## begin Working data

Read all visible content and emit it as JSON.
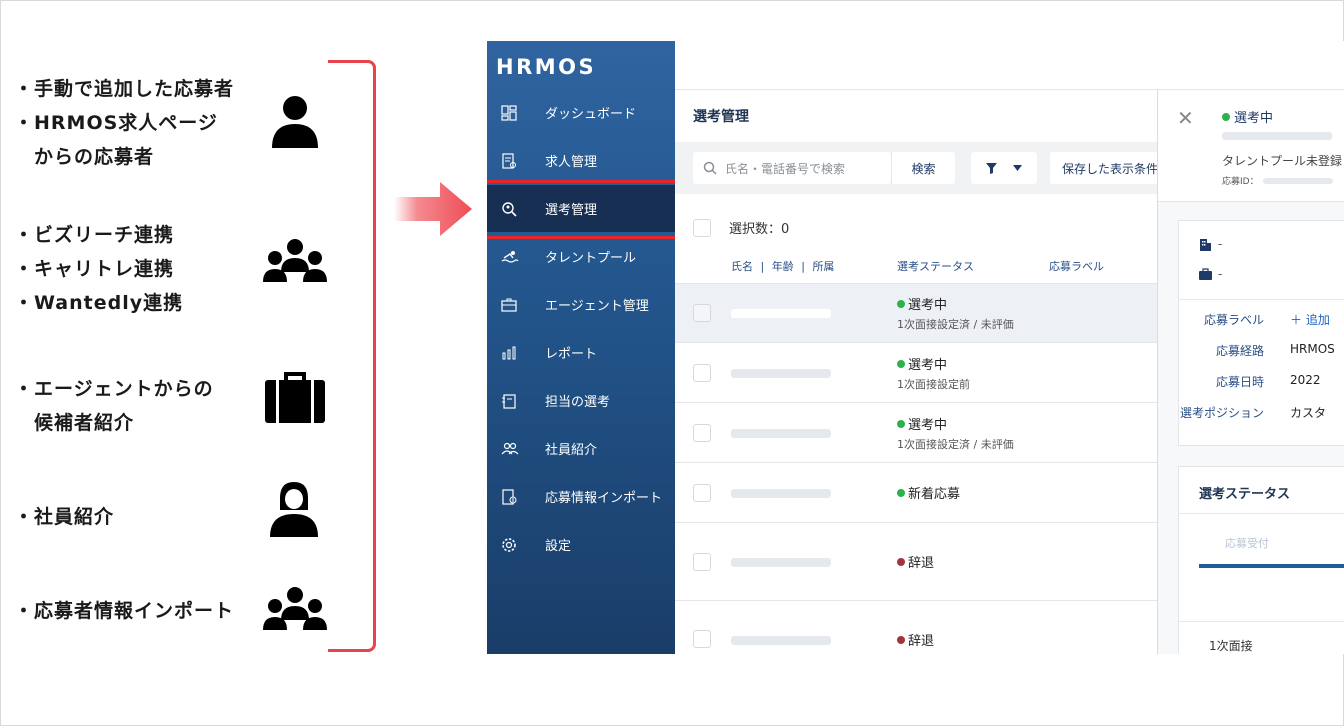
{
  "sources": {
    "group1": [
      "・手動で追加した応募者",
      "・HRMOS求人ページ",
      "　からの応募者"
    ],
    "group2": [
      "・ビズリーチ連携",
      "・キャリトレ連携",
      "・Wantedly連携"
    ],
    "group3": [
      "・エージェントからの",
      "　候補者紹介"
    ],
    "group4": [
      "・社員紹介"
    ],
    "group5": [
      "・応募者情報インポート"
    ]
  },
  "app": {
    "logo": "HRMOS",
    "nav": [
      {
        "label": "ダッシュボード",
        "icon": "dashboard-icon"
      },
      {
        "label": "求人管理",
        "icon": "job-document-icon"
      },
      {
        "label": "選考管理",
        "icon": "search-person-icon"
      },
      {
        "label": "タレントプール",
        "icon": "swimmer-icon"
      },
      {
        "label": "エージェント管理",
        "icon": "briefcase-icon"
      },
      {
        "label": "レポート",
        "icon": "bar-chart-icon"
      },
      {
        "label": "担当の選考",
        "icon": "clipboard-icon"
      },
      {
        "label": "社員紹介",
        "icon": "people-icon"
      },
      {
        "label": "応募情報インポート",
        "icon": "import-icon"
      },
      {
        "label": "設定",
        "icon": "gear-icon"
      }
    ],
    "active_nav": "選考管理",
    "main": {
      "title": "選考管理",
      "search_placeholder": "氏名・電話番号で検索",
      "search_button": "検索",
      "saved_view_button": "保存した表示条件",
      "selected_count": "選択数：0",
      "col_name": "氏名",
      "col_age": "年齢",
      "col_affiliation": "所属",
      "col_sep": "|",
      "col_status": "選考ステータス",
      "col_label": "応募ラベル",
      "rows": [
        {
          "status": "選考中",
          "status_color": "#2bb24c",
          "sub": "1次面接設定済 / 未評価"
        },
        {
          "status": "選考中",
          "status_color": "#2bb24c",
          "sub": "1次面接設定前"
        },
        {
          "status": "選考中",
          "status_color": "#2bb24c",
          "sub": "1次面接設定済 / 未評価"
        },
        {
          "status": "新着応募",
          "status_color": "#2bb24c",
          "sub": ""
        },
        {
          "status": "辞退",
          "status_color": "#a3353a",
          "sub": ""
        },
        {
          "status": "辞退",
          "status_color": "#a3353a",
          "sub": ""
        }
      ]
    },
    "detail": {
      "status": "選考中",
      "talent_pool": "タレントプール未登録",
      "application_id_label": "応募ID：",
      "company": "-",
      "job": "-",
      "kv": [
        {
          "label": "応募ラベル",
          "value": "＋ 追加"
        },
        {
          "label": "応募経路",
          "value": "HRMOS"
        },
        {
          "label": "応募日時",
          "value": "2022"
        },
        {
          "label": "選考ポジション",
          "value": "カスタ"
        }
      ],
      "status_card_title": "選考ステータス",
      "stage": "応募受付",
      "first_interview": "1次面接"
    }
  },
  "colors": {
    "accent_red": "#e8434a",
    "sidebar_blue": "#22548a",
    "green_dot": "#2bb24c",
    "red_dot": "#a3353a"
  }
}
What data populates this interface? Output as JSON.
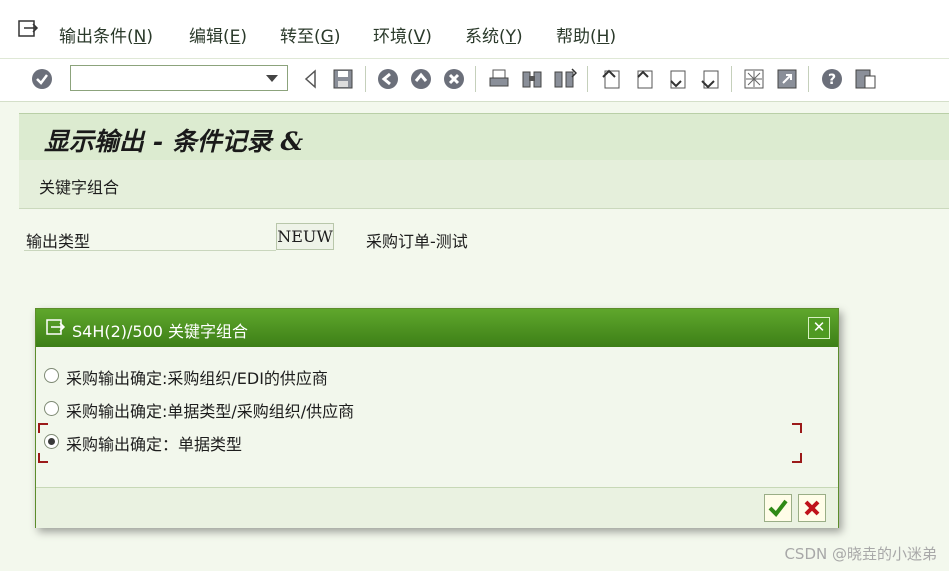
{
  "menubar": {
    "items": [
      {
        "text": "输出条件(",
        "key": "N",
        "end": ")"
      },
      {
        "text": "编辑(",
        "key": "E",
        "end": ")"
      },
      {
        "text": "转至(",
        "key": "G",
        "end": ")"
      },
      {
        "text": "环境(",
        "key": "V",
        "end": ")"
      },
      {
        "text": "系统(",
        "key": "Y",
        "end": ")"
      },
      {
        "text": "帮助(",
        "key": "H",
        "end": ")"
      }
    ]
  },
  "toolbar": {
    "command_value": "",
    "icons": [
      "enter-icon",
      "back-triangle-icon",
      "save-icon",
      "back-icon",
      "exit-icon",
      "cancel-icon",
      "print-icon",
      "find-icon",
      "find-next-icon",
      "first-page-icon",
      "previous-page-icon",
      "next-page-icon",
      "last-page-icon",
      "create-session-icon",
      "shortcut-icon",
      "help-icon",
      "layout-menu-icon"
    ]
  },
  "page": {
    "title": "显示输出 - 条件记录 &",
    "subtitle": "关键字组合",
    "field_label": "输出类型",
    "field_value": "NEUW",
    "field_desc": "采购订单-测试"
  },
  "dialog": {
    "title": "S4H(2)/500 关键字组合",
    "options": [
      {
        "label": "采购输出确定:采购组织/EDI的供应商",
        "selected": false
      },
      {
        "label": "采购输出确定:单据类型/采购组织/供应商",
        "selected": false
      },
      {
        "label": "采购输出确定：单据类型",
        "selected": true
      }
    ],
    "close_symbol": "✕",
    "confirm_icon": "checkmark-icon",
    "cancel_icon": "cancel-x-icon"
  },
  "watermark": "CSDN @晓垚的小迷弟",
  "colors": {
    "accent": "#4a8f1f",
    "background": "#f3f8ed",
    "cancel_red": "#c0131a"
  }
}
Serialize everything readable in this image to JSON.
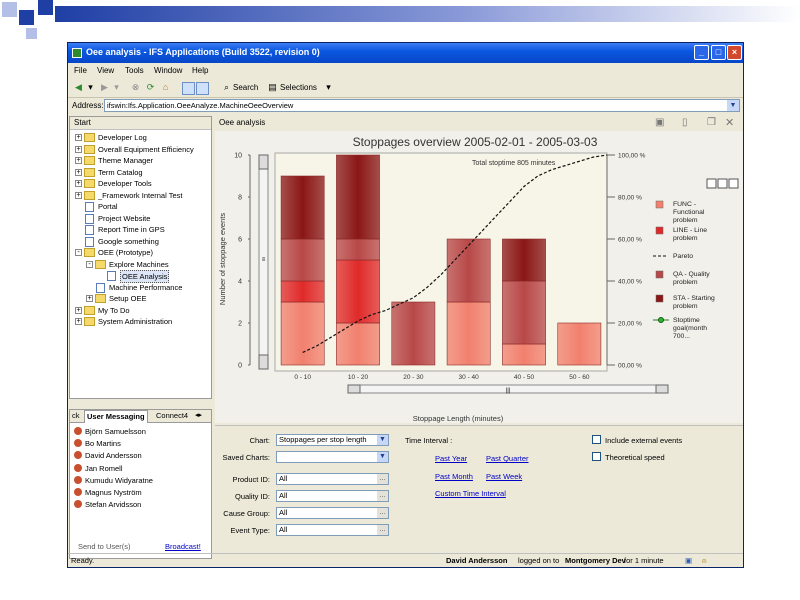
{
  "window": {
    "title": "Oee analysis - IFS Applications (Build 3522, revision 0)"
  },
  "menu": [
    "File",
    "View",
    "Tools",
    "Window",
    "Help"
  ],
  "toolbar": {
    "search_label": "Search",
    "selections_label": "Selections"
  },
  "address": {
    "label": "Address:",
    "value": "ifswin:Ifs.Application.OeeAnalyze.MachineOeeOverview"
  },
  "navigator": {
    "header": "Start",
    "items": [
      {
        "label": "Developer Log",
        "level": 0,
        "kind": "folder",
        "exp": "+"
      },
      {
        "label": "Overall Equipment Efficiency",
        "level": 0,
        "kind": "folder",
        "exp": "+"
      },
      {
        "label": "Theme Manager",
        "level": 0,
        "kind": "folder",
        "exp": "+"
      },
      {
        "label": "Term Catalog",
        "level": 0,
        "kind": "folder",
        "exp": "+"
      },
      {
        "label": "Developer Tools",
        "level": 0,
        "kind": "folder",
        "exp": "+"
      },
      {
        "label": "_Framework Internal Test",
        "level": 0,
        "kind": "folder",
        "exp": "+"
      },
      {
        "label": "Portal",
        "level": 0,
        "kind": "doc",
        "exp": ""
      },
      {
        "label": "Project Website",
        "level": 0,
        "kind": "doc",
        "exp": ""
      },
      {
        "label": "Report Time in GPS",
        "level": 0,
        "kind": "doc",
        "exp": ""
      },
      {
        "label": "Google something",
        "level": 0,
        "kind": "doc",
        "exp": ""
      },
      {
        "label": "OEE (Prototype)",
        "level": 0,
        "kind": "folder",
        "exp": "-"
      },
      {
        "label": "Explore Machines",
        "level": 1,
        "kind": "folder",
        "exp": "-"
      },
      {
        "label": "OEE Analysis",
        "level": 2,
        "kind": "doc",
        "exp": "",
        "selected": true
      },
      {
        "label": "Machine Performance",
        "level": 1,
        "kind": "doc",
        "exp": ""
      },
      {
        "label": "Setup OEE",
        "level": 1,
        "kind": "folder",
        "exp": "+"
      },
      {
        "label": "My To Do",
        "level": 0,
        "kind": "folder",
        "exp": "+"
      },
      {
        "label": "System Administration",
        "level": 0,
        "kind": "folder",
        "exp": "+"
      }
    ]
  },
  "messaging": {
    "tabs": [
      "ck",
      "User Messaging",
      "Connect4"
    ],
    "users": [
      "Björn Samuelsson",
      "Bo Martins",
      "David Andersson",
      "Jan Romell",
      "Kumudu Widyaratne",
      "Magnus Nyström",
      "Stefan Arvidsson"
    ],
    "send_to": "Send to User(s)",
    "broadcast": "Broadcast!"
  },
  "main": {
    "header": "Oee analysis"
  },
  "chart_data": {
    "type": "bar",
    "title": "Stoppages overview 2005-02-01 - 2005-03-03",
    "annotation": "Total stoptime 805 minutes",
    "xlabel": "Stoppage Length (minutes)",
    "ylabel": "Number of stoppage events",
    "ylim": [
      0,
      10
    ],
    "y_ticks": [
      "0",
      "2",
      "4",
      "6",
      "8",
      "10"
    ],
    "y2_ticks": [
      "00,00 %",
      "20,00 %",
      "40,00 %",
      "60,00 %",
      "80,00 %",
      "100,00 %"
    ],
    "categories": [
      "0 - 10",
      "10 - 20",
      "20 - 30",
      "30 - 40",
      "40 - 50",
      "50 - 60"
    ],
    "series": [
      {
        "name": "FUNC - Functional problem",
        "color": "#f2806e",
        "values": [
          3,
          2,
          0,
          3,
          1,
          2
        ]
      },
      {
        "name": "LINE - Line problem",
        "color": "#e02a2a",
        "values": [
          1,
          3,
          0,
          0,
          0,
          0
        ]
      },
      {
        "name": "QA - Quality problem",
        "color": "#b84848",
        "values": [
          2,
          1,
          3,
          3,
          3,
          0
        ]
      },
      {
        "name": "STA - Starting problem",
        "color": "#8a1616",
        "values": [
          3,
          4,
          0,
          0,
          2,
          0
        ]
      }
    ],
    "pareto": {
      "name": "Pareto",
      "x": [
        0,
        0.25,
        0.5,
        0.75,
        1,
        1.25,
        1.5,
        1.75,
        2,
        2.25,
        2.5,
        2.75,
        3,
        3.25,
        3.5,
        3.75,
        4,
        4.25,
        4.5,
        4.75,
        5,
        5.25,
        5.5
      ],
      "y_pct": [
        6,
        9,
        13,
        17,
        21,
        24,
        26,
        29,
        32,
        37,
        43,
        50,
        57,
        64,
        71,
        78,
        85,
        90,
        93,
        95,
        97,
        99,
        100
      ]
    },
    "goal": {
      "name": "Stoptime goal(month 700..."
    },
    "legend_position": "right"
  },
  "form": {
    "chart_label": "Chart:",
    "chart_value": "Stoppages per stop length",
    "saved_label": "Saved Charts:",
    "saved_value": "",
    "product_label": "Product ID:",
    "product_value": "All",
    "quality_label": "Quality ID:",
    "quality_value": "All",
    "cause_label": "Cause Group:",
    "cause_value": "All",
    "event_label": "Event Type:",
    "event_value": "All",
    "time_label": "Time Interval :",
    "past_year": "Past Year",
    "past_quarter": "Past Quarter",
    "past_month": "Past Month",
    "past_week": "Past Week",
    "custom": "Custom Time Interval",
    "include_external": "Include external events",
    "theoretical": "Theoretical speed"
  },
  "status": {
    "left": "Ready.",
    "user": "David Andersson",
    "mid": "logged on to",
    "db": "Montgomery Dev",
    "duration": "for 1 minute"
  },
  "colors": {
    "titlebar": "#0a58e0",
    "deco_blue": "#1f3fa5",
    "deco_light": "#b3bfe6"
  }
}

## end Working data

**Exercise:**
Search the records above for "minutes". Copy each line where it is found.

**Task output:**
    "annotation": "Total stoptime 805 minutes",
    "xlabel": "Stoppage Length (minutes)",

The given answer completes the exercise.